**Stated problem**
Find the number of lines containing the string "title" in the data. Answer with the number by itself.

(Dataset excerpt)
----------

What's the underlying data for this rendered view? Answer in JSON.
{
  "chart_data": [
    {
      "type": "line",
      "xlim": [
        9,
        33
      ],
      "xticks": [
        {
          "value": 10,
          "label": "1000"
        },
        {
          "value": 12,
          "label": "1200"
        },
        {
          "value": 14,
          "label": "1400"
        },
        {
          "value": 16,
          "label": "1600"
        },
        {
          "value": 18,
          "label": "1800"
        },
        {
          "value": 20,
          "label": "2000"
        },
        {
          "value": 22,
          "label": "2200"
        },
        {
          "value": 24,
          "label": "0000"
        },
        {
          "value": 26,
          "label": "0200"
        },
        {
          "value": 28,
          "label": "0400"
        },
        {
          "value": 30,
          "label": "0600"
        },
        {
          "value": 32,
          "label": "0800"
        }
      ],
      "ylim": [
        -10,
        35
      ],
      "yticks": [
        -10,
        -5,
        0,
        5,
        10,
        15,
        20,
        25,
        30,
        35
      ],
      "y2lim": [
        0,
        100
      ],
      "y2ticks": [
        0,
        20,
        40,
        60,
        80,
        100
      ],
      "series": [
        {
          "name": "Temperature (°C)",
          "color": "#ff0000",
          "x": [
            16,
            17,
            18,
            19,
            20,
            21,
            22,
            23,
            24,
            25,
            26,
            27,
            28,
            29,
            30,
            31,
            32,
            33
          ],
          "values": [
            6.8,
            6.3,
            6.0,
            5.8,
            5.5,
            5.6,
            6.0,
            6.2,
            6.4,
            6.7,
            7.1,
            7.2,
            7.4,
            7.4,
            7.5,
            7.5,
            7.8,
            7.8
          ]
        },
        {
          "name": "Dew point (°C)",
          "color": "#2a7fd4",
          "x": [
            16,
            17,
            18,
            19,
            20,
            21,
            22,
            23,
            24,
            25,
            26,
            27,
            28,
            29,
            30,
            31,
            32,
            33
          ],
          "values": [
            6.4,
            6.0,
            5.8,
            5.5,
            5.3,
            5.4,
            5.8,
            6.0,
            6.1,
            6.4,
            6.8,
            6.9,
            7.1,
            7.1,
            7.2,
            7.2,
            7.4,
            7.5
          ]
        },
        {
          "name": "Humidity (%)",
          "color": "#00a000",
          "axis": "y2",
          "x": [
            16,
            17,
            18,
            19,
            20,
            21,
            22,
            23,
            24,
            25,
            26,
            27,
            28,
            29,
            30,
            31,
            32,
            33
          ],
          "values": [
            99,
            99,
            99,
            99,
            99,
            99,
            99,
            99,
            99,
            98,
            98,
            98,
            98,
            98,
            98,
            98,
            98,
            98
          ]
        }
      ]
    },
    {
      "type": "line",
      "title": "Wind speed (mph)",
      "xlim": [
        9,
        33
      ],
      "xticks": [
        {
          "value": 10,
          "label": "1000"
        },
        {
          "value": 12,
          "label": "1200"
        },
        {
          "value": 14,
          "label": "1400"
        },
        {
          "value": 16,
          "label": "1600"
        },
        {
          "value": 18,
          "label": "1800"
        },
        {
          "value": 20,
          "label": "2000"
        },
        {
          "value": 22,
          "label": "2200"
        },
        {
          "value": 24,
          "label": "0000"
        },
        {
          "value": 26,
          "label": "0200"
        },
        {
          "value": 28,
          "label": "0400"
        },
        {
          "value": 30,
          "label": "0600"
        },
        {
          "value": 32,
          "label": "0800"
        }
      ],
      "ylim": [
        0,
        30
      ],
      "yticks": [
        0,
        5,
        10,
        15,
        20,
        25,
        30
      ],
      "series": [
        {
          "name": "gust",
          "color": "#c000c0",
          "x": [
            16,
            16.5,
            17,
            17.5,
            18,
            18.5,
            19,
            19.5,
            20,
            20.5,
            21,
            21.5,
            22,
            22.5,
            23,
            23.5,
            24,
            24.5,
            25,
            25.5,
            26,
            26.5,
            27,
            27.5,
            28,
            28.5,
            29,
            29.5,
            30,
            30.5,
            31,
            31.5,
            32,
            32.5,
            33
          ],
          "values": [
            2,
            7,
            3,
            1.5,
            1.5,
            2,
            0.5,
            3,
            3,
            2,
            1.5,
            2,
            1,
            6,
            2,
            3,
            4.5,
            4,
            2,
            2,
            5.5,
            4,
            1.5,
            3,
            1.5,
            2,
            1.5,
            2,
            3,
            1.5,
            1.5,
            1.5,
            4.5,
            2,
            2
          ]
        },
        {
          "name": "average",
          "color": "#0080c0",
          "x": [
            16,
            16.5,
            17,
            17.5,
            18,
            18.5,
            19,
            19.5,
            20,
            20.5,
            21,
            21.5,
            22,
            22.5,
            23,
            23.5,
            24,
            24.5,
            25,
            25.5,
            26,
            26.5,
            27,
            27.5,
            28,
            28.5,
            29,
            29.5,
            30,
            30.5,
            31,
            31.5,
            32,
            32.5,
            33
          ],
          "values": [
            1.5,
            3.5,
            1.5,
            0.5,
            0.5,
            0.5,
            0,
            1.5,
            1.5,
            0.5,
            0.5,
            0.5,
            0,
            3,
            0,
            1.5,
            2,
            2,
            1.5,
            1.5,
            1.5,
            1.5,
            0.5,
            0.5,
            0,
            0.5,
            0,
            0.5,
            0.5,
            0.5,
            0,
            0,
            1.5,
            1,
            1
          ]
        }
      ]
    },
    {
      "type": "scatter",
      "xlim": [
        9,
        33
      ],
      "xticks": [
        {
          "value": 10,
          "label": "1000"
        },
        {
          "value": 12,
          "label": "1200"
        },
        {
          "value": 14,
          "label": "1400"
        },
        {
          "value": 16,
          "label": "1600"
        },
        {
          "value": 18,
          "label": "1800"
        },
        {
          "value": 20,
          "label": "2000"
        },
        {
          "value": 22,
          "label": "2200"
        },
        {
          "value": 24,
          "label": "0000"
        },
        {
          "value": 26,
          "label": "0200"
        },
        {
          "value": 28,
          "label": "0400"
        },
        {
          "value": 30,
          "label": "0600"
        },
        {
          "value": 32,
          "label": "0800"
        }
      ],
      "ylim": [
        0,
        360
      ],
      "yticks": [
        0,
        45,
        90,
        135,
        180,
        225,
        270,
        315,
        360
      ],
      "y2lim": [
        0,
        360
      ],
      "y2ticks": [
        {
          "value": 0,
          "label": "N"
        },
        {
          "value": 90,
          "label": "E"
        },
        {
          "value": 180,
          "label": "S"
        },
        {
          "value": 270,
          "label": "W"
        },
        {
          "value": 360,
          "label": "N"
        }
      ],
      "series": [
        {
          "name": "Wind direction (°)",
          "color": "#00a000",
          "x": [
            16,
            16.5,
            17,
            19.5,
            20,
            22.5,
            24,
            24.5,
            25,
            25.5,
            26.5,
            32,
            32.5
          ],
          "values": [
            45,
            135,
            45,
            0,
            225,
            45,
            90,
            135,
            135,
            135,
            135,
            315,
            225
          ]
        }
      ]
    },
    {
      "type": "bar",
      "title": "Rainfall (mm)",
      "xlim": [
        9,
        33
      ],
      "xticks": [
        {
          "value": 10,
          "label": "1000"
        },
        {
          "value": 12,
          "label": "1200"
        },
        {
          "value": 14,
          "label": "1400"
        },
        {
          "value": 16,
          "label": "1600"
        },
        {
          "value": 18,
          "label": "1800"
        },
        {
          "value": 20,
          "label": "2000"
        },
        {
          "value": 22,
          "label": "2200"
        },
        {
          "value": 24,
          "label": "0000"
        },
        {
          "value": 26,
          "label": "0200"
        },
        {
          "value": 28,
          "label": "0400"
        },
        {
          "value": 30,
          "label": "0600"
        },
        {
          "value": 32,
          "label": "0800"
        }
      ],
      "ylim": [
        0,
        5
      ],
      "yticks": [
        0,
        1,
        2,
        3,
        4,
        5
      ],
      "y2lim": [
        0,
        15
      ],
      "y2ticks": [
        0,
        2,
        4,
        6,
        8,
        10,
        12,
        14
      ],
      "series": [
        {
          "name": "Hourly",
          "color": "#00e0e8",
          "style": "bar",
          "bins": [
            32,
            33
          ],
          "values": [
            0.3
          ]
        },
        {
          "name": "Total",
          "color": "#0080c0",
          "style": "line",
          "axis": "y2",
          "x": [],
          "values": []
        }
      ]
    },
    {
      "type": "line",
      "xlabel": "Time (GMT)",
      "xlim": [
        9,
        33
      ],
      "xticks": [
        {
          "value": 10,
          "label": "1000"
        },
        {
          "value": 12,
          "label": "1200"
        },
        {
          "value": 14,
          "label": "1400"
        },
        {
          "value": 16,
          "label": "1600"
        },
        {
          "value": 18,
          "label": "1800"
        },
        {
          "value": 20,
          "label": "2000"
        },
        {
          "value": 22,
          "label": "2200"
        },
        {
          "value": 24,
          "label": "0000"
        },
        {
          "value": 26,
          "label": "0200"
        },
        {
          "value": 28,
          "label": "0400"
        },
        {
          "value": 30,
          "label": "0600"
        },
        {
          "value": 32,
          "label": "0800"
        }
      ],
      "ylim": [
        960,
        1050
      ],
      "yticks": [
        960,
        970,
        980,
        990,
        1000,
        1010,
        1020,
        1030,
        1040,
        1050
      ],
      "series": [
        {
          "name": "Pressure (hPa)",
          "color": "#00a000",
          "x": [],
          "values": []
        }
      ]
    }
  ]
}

----------

**Expected answer**
2